EXERCISE DESCRIPTION —
Your task is to output all the records below, word for word.

RECORDS FOR THE EXERCISE —
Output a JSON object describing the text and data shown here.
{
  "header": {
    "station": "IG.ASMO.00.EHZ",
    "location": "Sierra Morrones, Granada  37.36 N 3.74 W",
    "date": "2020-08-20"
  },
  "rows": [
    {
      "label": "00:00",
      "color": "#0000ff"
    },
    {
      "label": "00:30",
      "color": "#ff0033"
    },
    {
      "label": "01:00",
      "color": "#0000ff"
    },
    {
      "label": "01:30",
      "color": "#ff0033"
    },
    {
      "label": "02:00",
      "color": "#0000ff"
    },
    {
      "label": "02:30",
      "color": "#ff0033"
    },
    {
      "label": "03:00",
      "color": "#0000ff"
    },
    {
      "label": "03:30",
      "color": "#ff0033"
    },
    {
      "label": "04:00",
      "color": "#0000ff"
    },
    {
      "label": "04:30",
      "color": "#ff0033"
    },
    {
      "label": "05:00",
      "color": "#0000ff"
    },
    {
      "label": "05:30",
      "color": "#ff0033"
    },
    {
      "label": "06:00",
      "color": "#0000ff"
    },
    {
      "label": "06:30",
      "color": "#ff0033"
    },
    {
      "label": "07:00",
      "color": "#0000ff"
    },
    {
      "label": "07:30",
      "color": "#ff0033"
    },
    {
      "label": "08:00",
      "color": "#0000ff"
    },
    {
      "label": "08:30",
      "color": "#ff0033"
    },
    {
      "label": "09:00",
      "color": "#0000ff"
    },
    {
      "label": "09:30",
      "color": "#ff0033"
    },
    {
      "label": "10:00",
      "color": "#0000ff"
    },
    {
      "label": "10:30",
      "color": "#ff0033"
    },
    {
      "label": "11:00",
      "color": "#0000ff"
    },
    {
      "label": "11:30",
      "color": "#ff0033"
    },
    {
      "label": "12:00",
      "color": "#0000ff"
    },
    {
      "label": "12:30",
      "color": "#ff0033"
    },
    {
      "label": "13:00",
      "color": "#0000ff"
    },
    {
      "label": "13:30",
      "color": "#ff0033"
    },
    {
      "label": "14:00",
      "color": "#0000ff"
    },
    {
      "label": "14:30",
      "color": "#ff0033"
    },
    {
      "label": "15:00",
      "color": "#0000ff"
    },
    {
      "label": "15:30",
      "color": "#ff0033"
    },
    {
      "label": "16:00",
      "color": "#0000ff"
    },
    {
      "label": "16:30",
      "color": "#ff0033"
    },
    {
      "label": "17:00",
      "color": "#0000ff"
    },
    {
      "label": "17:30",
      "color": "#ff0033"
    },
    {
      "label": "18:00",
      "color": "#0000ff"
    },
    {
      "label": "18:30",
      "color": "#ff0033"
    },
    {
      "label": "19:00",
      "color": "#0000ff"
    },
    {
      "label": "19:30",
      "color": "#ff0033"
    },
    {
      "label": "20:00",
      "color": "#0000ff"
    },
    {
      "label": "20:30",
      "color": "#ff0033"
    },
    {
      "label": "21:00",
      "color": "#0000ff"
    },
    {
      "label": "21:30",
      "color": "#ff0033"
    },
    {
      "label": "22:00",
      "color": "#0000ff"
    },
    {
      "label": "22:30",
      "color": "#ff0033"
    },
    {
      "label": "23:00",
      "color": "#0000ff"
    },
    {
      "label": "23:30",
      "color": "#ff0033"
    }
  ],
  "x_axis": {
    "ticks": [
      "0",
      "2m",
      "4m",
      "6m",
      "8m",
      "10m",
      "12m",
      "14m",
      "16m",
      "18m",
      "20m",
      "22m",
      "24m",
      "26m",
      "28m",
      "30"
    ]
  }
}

CORRECT ANSWER —
Output a JSON object describing the text and data shown here.
{
  "header": {
    "station": "IG.ASMO.00.EHZ",
    "location": "Sierra Morrones, Granada  37.36 N 3.74 W",
    "date": "2020-08-20"
  },
  "rows": [
    {
      "label": "00:00",
      "color": "#0000ff"
    },
    {
      "label": "00:30",
      "color": "#ff0033"
    },
    {
      "label": "01:00",
      "color": "#0000ff"
    },
    {
      "label": "01:30",
      "color": "#ff0033"
    },
    {
      "label": "02:00",
      "color": "#0000ff"
    },
    {
      "label": "02:30",
      "color": "#ff0033"
    },
    {
      "label": "03:00",
      "color": "#0000ff"
    },
    {
      "label": "03:30",
      "color": "#ff0033"
    },
    {
      "label": "04:00",
      "color": "#0000ff"
    },
    {
      "label": "04:30",
      "color": "#ff0033"
    },
    {
      "label": "05:00",
      "color": "#0000ff"
    },
    {
      "label": "05:30",
      "color": "#ff0033"
    },
    {
      "label": "06:00",
      "color": "#0000ff"
    },
    {
      "label": "06:30",
      "color": "#ff0033"
    },
    {
      "label": "07:00",
      "color": "#0000ff"
    },
    {
      "label": "07:30",
      "color": "#ff0033"
    },
    {
      "label": "08:00",
      "color": "#0000ff"
    },
    {
      "label": "08:30",
      "color": "#ff0033"
    },
    {
      "label": "09:00",
      "color": "#0000ff"
    },
    {
      "label": "09:30",
      "color": "#ff0033"
    },
    {
      "label": "10:00",
      "color": "#0000ff"
    },
    {
      "label": "10:30",
      "color": "#ff0033"
    },
    {
      "label": "11:00",
      "color": "#0000ff"
    },
    {
      "label": "11:30",
      "color": "#ff0033"
    },
    {
      "label": "12:00",
      "color": "#0000ff"
    },
    {
      "label": "12:30",
      "color": "#ff0033"
    },
    {
      "label": "13:00",
      "color": "#0000ff"
    },
    {
      "label": "13:30",
      "color": "#ff0033"
    },
    {
      "label": "14:00",
      "color": "#0000ff"
    },
    {
      "label": "14:30",
      "color": "#ff0033"
    },
    {
      "label": "15:00",
      "color": "#0000ff"
    },
    {
      "label": "15:30",
      "color": "#ff0033"
    },
    {
      "label": "16:00",
      "color": "#0000ff"
    },
    {
      "label": "16:30",
      "color": "#ff0033"
    },
    {
      "label": "17:00",
      "color": "#0000ff"
    },
    {
      "label": "17:30",
      "color": "#ff0033"
    },
    {
      "label": "18:00",
      "color": "#0000ff"
    },
    {
      "label": "18:30",
      "color": "#ff0033"
    },
    {
      "label": "19:00",
      "color": "#0000ff"
    },
    {
      "label": "19:30",
      "color": "#ff0033"
    },
    {
      "label": "20:00",
      "color": "#0000ff"
    },
    {
      "label": "20:30",
      "color": "#ff0033"
    },
    {
      "label": "21:00",
      "color": "#0000ff"
    },
    {
      "label": "21:30",
      "color": "#ff0033"
    },
    {
      "label": "22:00",
      "color": "#0000ff"
    },
    {
      "label": "22:30",
      "color": "#ff0033"
    },
    {
      "label": "23:00",
      "color": "#0000ff"
    },
    {
      "label": "23:30",
      "color": "#ff0033"
    }
  ],
  "x_axis": {
    "ticks": [
      "0",
      "2m",
      "4m",
      "6m",
      "8m",
      "10m",
      "12m",
      "14m",
      "16m",
      "18m",
      "20m",
      "22m",
      "24m",
      "26m",
      "28m",
      "30"
    ]
  }
}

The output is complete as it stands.